Write the material out again exactly as it stands.

* Given entries *
- - - - -
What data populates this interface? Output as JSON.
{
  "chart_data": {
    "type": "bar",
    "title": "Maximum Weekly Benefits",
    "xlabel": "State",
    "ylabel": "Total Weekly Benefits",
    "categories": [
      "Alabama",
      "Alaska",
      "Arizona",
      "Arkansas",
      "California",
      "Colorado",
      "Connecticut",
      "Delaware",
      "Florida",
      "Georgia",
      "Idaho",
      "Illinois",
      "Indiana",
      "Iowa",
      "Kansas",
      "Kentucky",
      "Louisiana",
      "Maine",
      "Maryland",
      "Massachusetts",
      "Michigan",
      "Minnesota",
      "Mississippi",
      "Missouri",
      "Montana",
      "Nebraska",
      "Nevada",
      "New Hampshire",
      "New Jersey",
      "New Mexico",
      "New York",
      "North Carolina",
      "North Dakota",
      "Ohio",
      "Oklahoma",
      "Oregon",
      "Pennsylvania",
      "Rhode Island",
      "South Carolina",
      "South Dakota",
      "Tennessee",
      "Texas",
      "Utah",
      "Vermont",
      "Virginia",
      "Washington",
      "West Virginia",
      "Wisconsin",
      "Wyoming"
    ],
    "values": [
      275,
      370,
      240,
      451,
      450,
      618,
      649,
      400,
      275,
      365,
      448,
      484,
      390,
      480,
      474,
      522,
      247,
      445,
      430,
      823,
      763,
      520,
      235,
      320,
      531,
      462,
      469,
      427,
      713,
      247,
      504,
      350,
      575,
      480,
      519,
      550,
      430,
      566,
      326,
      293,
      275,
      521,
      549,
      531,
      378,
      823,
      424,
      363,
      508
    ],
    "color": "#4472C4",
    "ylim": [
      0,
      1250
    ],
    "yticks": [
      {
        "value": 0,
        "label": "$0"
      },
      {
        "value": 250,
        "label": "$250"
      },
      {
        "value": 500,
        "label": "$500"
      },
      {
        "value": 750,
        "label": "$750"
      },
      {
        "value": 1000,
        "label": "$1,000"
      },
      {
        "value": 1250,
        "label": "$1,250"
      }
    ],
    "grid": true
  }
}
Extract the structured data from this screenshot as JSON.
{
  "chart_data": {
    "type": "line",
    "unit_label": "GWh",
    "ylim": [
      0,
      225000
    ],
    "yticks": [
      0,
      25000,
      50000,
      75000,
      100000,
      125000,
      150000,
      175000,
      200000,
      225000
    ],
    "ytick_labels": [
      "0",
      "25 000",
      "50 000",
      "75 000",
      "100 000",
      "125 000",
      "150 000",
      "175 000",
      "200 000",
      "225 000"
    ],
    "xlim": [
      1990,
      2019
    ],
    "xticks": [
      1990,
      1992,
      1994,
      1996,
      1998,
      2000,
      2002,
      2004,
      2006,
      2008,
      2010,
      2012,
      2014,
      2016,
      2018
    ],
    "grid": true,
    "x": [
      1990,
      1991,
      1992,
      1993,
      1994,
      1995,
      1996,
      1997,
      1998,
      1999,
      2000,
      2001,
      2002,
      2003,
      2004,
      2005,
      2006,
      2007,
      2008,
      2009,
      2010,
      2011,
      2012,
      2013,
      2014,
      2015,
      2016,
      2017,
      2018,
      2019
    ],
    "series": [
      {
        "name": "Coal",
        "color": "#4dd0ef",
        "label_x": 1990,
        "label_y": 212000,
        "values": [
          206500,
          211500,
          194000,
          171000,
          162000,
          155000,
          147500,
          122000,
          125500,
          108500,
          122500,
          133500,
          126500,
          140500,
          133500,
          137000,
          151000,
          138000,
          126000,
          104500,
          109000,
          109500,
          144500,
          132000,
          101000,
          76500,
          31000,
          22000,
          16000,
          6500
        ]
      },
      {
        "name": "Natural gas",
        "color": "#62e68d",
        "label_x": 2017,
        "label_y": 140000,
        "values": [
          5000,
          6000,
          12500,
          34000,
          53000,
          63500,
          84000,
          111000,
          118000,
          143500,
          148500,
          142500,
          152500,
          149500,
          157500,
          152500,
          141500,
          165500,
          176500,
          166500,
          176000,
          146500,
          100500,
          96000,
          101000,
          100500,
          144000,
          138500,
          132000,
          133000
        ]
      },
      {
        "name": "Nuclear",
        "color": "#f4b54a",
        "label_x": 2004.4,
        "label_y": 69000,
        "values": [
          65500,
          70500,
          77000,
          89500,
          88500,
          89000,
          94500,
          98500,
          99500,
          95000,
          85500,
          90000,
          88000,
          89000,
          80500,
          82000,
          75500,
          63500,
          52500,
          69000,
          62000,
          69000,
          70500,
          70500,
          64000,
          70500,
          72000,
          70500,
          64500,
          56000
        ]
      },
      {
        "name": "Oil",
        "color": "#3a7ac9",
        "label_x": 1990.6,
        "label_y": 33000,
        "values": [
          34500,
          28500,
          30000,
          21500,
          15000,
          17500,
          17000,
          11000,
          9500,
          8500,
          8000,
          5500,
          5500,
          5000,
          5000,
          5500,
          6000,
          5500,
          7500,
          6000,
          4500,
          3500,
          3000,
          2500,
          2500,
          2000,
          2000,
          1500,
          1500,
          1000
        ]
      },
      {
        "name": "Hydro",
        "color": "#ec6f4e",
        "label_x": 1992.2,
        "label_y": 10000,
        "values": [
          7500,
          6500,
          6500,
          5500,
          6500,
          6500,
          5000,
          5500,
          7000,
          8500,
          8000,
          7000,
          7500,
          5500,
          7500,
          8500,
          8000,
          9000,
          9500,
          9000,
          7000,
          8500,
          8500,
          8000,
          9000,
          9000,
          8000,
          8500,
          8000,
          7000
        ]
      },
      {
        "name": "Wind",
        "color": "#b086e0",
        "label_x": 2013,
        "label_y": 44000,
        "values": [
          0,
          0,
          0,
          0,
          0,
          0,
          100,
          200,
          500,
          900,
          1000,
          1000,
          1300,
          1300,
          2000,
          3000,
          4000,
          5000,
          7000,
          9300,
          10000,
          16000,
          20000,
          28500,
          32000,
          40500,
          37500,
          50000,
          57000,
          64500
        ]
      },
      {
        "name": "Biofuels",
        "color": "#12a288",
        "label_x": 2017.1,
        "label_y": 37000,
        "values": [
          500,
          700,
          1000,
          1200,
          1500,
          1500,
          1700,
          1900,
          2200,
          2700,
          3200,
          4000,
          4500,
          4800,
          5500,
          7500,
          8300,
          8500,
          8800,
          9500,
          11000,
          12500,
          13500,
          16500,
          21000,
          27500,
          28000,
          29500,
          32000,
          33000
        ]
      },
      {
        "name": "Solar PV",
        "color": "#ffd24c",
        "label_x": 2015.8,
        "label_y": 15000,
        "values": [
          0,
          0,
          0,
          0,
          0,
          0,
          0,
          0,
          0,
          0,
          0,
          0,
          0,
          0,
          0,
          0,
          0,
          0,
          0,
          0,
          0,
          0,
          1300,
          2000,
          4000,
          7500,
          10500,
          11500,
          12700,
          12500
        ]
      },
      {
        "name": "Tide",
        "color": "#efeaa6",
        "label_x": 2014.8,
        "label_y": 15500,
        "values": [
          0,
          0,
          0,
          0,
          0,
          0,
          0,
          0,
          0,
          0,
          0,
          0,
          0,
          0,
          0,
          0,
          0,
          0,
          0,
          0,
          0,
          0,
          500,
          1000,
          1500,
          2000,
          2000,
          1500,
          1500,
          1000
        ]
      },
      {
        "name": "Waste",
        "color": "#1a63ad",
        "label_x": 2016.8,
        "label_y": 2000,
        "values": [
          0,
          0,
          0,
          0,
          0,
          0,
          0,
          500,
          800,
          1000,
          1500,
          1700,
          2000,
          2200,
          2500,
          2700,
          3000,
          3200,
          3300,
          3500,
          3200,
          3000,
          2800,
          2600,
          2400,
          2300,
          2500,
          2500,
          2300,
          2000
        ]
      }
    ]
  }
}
- - - - -
* Task answer *
What data populates this interface? Output as JSON.
{
  "chart_data": {
    "type": "bar",
    "title": "Maximum Weekly Benefits",
    "xlabel": "State",
    "ylabel": "Total Weekly Benefits",
    "categories": [
      "Alabama",
      "Alaska",
      "Arizona",
      "Arkansas",
      "California",
      "Colorado",
      "Connecticut",
      "Delaware",
      "Florida",
      "Georgia",
      "Idaho",
      "Illinois",
      "Indiana",
      "Iowa",
      "Kansas",
      "Kentucky",
      "Louisiana",
      "Maine",
      "Maryland",
      "Massachusetts",
      "Michigan",
      "Minnesota",
      "Mississippi",
      "Missouri",
      "Montana",
      "Nebraska",
      "Nevada",
      "New Hampshire",
      "New Jersey",
      "New Mexico",
      "New York",
      "North Carolina",
      "North Dakota",
      "Ohio",
      "Oklahoma",
      "Oregon",
      "Pennsylvania",
      "Rhode Island",
      "South Carolina",
      "South Dakota",
      "Tennessee",
      "Texas",
      "Utah",
      "Vermont",
      "Virginia",
      "Washington",
      "West Virginia",
      "Wisconsin",
      "Wyoming"
    ],
    "values": [
      275,
      370,
      240,
      451,
      450,
      618,
      649,
      400,
      275,
      365,
      448,
      484,
      390,
      480,
      474,
      522,
      247,
      445,
      430,
      823,
      763,
      520,
      235,
      320,
      531,
      462,
      469,
      427,
      713,
      247,
      504,
      350,
      575,
      480,
      519,
      550,
      430,
      566,
      326,
      293,
      275,
      521,
      549,
      531,
      378,
      823,
      424,
      363,
      508
    ],
    "color": "#4472C4",
    "ylim": [
      0,
      1250
    ],
    "yticks": [
      {
        "value": 0,
        "label": "$0"
      },
      {
        "value": 250,
        "label": "$250"
      },
      {
        "value": 500,
        "label": "$500"
      },
      {
        "value": 750,
        "label": "$750"
      },
      {
        "value": 1000,
        "label": "$1,000"
      },
      {
        "value": 1250,
        "label": "$1,250"
      }
    ],
    "grid": true
  }
}
Extract the structured data from this screenshot as JSON.
{
  "chart_data": {
    "type": "line",
    "unit_label": "GWh",
    "ylim": [
      0,
      225000
    ],
    "yticks": [
      0,
      25000,
      50000,
      75000,
      100000,
      125000,
      150000,
      175000,
      200000,
      225000
    ],
    "ytick_labels": [
      "0",
      "25 000",
      "50 000",
      "75 000",
      "100 000",
      "125 000",
      "150 000",
      "175 000",
      "200 000",
      "225 000"
    ],
    "xlim": [
      1990,
      2019
    ],
    "xticks": [
      1990,
      1992,
      1994,
      1996,
      1998,
      2000,
      2002,
      2004,
      2006,
      2008,
      2010,
      2012,
      2014,
      2016,
      2018
    ],
    "grid": true,
    "x": [
      1990,
      1991,
      1992,
      1993,
      1994,
      1995,
      1996,
      1997,
      1998,
      1999,
      2000,
      2001,
      2002,
      2003,
      2004,
      2005,
      2006,
      2007,
      2008,
      2009,
      2010,
      2011,
      2012,
      2013,
      2014,
      2015,
      2016,
      2017,
      2018,
      2019
    ],
    "series": [
      {
        "name": "Coal",
        "color": "#4dd0ef",
        "label_x": 1990,
        "label_y": 212000,
        "values": [
          206500,
          211500,
          194000,
          171000,
          162000,
          155000,
          147500,
          122000,
          125500,
          108500,
          122500,
          133500,
          126500,
          140500,
          133500,
          137000,
          151000,
          138000,
          126000,
          104500,
          109000,
          109500,
          144500,
          132000,
          101000,
          76500,
          31000,
          22000,
          16000,
          6500
        ]
      },
      {
        "name": "Natural gas",
        "color": "#62e68d",
        "label_x": 2017,
        "label_y": 140000,
        "values": [
          5000,
          6000,
          12500,
          34000,
          53000,
          63500,
          84000,
          111000,
          118000,
          143500,
          148500,
          142500,
          152500,
          149500,
          157500,
          152500,
          141500,
          165500,
          176500,
          166500,
          176000,
          146500,
          100500,
          96000,
          101000,
          100500,
          144000,
          138500,
          132000,
          133000
        ]
      },
      {
        "name": "Nuclear",
        "color": "#f4b54a",
        "label_x": 2004.4,
        "label_y": 69000,
        "values": [
          65500,
          70500,
          77000,
          89500,
          88500,
          89000,
          94500,
          98500,
          99500,
          95000,
          85500,
          90000,
          88000,
          89000,
          80500,
          82000,
          75500,
          63500,
          52500,
          69000,
          62000,
          69000,
          70500,
          70500,
          64000,
          70500,
          72000,
          70500,
          64500,
          56000
        ]
      },
      {
        "name": "Oil",
        "color": "#3a7ac9",
        "label_x": 1990.6,
        "label_y": 33000,
        "values": [
          34500,
          28500,
          30000,
          21500,
          15000,
          17500,
          17000,
          11000,
          9500,
          8500,
          8000,
          5500,
          5500,
          5000,
          5000,
          5500,
          6000,
          5500,
          7500,
          6000,
          4500,
          3500,
          3000,
          2500,
          2500,
          2000,
          2000,
          1500,
          1500,
          1000
        ]
      },
      {
        "name": "Hydro",
        "color": "#ec6f4e",
        "label_x": 1992.2,
        "label_y": 10000,
        "values": [
          7500,
          6500,
          6500,
          5500,
          6500,
          6500,
          5000,
          5500,
          7000,
          8500,
          8000,
          7000,
          7500,
          5500,
          7500,
          8500,
          8000,
          9000,
          9500,
          9000,
          7000,
          8500,
          8500,
          8000,
          9000,
          9000,
          8000,
          8500,
          8000,
          7000
        ]
      },
      {
        "name": "Wind",
        "color": "#b086e0",
        "label_x": 2013,
        "label_y": 44000,
        "values": [
          0,
          0,
          0,
          0,
          0,
          0,
          100,
          200,
          500,
          900,
          1000,
          1000,
          1300,
          1300,
          2000,
          3000,
          4000,
          5000,
          7000,
          9300,
          10000,
          16000,
          20000,
          28500,
          32000,
          40500,
          37500,
          50000,
          57000,
          64500
        ]
      },
      {
        "name": "Biofuels",
        "color": "#12a288",
        "label_x": 2017.1,
        "label_y": 37000,
        "values": [
          500,
          700,
          1000,
          1200,
          1500,
          1500,
          1700,
          1900,
          2200,
          2700,
          3200,
          4000,
          4500,
          4800,
          5500,
          7500,
          8300,
          8500,
          8800,
          9500,
          11000,
          12500,
          13500,
          16500,
          21000,
          27500,
          28000,
          29500,
          32000,
          33000
        ]
      },
      {
        "name": "Solar PV",
        "color": "#ffd24c",
        "label_x": 2015.8,
        "label_y": 15000,
        "values": [
          0,
          0,
          0,
          0,
          0,
          0,
          0,
          0,
          0,
          0,
          0,
          0,
          0,
          0,
          0,
          0,
          0,
          0,
          0,
          0,
          0,
          0,
          1300,
          2000,
          4000,
          7500,
          10500,
          11500,
          12700,
          12500
        ]
      },
      {
        "name": "Tide",
        "color": "#efeaa6",
        "label_x": 2014.8,
        "label_y": 15500,
        "values": [
          0,
          0,
          0,
          0,
          0,
          0,
          0,
          0,
          0,
          0,
          0,
          0,
          0,
          0,
          0,
          0,
          0,
          0,
          0,
          0,
          0,
          0,
          500,
          1000,
          1500,
          2000,
          2000,
          1500,
          1500,
          1000
        ]
      },
      {
        "name": "Waste",
        "color": "#1a63ad",
        "label_x": 2016.8,
        "label_y": 2000,
        "values": [
          0,
          0,
          0,
          0,
          0,
          0,
          0,
          500,
          800,
          1000,
          1500,
          1700,
          2000,
          2200,
          2500,
          2700,
          3000,
          3200,
          3300,
          3500,
          3200,
          3000,
          2800,
          2600,
          2400,
          2300,
          2500,
          2500,
          2300,
          2000
        ]
      }
    ]
  }
}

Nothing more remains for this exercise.